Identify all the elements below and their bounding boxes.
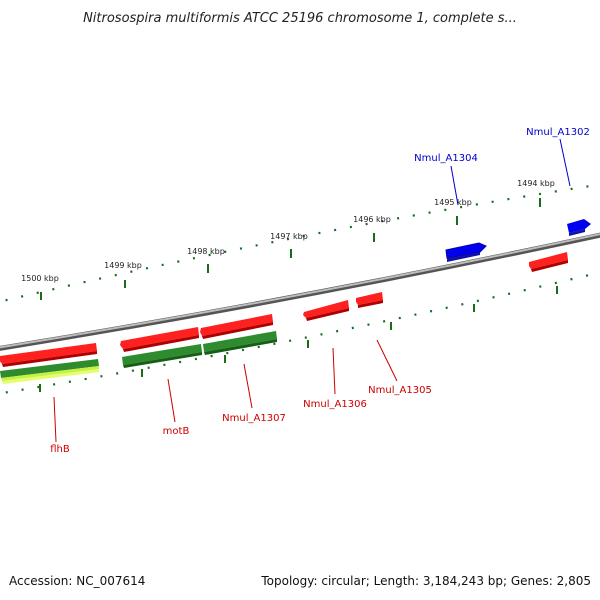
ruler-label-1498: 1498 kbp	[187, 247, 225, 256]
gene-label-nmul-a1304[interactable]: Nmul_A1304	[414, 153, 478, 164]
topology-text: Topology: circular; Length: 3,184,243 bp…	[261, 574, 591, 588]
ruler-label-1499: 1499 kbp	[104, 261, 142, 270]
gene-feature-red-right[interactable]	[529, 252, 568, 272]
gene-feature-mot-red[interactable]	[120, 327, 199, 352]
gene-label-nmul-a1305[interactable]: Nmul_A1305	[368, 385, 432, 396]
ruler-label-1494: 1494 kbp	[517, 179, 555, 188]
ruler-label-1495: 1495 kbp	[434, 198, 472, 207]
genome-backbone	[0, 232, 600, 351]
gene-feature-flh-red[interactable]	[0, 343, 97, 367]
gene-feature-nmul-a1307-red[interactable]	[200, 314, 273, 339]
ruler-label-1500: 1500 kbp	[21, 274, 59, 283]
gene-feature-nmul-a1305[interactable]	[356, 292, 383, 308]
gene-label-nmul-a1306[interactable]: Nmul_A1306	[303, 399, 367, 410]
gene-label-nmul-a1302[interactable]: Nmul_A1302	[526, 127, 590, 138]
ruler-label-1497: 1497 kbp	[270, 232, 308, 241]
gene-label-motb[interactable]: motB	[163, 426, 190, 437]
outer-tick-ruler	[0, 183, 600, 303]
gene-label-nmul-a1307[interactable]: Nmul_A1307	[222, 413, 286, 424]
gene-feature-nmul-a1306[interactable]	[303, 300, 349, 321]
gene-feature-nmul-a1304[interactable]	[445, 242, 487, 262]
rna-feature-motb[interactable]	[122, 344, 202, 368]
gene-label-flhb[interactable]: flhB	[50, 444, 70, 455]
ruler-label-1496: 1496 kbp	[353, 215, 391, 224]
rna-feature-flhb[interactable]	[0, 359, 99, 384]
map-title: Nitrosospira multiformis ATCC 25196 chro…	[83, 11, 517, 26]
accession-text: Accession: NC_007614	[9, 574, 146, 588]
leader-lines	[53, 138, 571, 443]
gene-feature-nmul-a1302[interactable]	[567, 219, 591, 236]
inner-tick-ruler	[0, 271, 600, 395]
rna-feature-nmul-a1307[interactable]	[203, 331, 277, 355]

...

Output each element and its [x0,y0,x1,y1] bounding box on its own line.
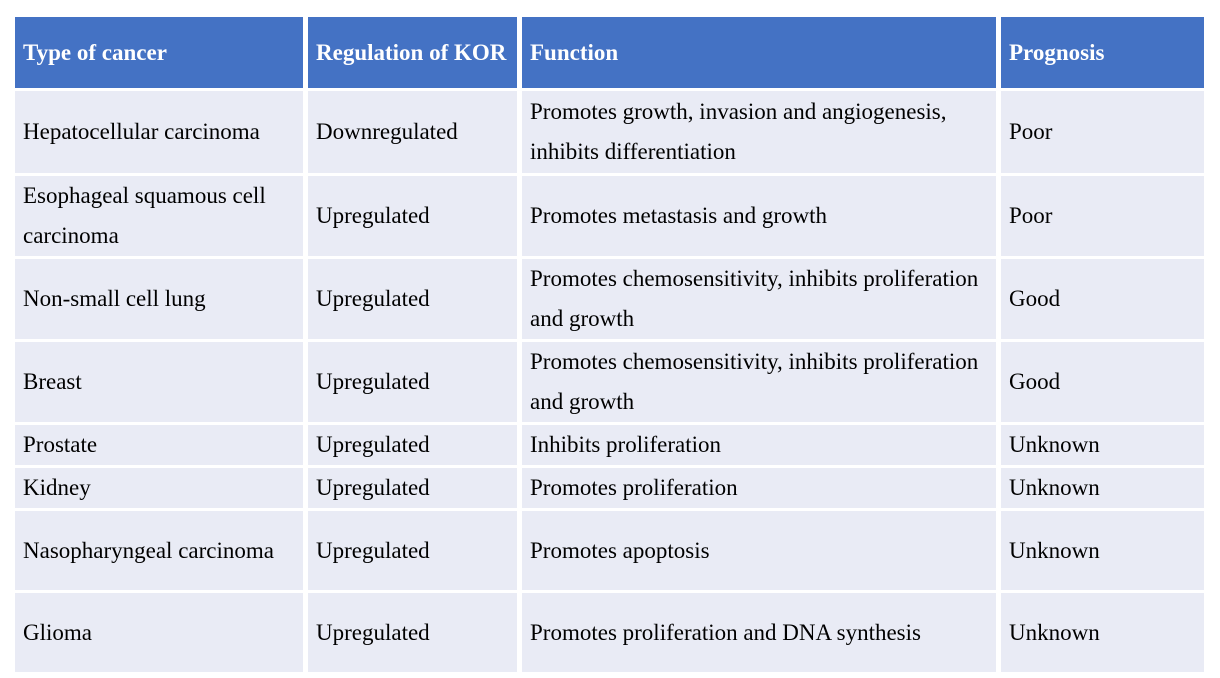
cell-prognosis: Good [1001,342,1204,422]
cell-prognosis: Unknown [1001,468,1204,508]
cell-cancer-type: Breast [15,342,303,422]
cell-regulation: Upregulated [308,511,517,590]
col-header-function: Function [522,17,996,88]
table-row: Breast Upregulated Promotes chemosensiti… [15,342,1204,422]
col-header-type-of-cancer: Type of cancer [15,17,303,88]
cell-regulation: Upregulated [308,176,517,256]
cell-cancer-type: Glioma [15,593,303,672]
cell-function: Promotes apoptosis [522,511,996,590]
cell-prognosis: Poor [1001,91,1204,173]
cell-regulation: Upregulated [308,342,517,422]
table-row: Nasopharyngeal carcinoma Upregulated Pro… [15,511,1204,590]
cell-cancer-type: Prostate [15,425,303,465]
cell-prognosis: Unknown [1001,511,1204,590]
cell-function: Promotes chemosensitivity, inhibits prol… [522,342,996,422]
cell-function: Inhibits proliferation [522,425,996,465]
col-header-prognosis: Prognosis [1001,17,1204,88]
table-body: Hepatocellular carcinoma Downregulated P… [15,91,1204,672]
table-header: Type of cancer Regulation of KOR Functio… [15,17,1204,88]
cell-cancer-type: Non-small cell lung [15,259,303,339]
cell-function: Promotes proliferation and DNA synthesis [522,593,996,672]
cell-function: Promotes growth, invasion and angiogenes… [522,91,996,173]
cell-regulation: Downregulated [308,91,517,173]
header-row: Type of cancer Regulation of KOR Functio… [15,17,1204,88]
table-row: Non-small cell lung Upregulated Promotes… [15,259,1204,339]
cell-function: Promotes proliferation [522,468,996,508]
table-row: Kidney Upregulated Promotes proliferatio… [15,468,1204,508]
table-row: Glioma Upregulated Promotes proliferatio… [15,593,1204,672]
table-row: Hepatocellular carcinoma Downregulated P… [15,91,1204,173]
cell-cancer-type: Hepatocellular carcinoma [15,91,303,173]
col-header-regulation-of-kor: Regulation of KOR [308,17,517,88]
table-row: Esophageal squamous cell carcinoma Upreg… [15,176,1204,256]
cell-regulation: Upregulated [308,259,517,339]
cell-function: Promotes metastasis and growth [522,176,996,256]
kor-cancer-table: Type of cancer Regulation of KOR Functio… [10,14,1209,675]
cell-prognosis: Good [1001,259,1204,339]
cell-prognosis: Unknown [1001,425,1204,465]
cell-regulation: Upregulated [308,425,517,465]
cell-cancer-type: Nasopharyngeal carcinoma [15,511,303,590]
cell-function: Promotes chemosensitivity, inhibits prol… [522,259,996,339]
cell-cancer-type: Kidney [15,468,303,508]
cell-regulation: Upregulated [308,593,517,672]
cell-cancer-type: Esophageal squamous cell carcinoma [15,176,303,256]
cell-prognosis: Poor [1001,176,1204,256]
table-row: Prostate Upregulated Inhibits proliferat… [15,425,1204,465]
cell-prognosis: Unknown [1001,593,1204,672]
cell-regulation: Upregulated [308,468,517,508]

_What you should do:_ Extract from the material all lines containing the string "nmul".

_Task response:_
gene-label-nmul-a1304[interactable]: Nmul_A1304	[414, 153, 478, 164]
gene-label-nmul-a1305[interactable]: Nmul_A1305	[368, 385, 432, 396]
gene-feature-nmul-a1307-red[interactable]	[200, 314, 273, 339]
gene-feature-nmul-a1305[interactable]	[356, 292, 383, 308]
gene-label-nmul-a1306[interactable]: Nmul_A1306	[303, 399, 367, 410]
gene-label-nmul-a1302[interactable]: Nmul_A1302	[526, 127, 590, 138]
gene-label-nmul-a1307[interactable]: Nmul_A1307	[222, 413, 286, 424]
gene-feature-nmul-a1306[interactable]	[303, 300, 349, 321]
gene-feature-nmul-a1304[interactable]	[445, 242, 487, 262]
gene-feature-nmul-a1302[interactable]	[567, 219, 591, 236]
rna-feature-nmul-a1307[interactable]	[203, 331, 277, 355]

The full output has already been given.